>> Begin Input for this task

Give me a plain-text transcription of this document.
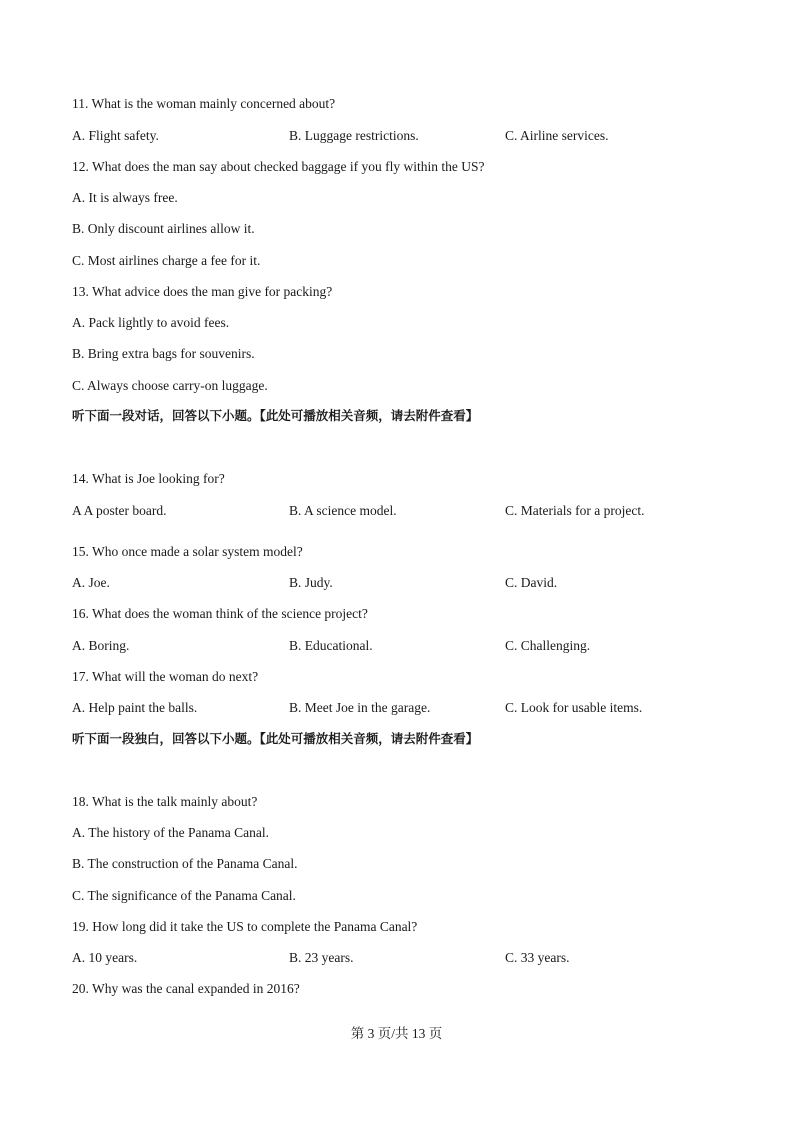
11. What is the woman mainly concerned about?
A. Flight safety.	B. Luggage restrictions.	C. Airline services.
12. What does the man say about checked baggage if you fly within the US?
A. It is always free.
B. Only discount airlines allow it.
C. Most airlines charge a fee for it.
13. What advice does the man give for packing?
A. Pack lightly to avoid fees.
B. Bring extra bags for souvenirs.
C. Always choose carry-on luggage.
听下面一段对话，回答以下小题。【此处可播放相关音频，请去附件查看】
14. What is Joe looking for?
A A poster board.	B. A science model.	C. Materials for a project.
15. Who once made a solar system model?
A. Joe.	B. Judy.	C. David.
16. What does the woman think of the science project?
A. Boring.	B. Educational.	C. Challenging.
17. What will the woman do next?
A. Help paint the balls.	B. Meet Joe in the garage.	C. Look for usable items.
听下面一段独白，回答以下小题。【此处可播放相关音频，请去附件查看】
18. What is the talk mainly about?
A. The history of the Panama Canal.
B. The construction of the Panama Canal.
C. The significance of the Panama Canal.
19. How long did it take the US to complete the Panama Canal?
A. 10 years.	B. 23 years.	C. 33 years.
20. Why was the canal expanded in 2016?
第 3 页/共 13 页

>> End Input for this task

Task details :: Reproduce all of the data exactly; the pictures do not belong in the copy.

Exercise answer ::
Give me a plain-text transcription of this document.
11. What is the woman mainly concerned about?
A. Flight safety.	B. Luggage restrictions.	C. Airline services.
12. What does the man say about checked baggage if you fly within the US?
A. It is always free.
B. Only discount airlines allow it.
C. Most airlines charge a fee for it.
13. What advice does the man give for packing?
A. Pack lightly to avoid fees.
B. Bring extra bags for souvenirs.
C. Always choose carry-on luggage.
听下面一段对话，回答以下小题。【此处可播放相关音频，请去附件查看】
14. What is Joe looking for?
A A poster board.	B. A science model.	C. Materials for a project.
15. Who once made a solar system model?
A. Joe.	B. Judy.	C. David.
16. What does the woman think of the science project?
A. Boring.	B. Educational.	C. Challenging.
17. What will the woman do next?
A. Help paint the balls.	B. Meet Joe in the garage.	C. Look for usable items.
听下面一段独白，回答以下小题。【此处可播放相关音频，请去附件查看】
18. What is the talk mainly about?
A. The history of the Panama Canal.
B. The construction of the Panama Canal.
C. The significance of the Panama Canal.
19. How long did it take the US to complete the Panama Canal?
A. 10 years.	B. 23 years.	C. 33 years.
20. Why was the canal expanded in 2016?
第 3 页/共 13 页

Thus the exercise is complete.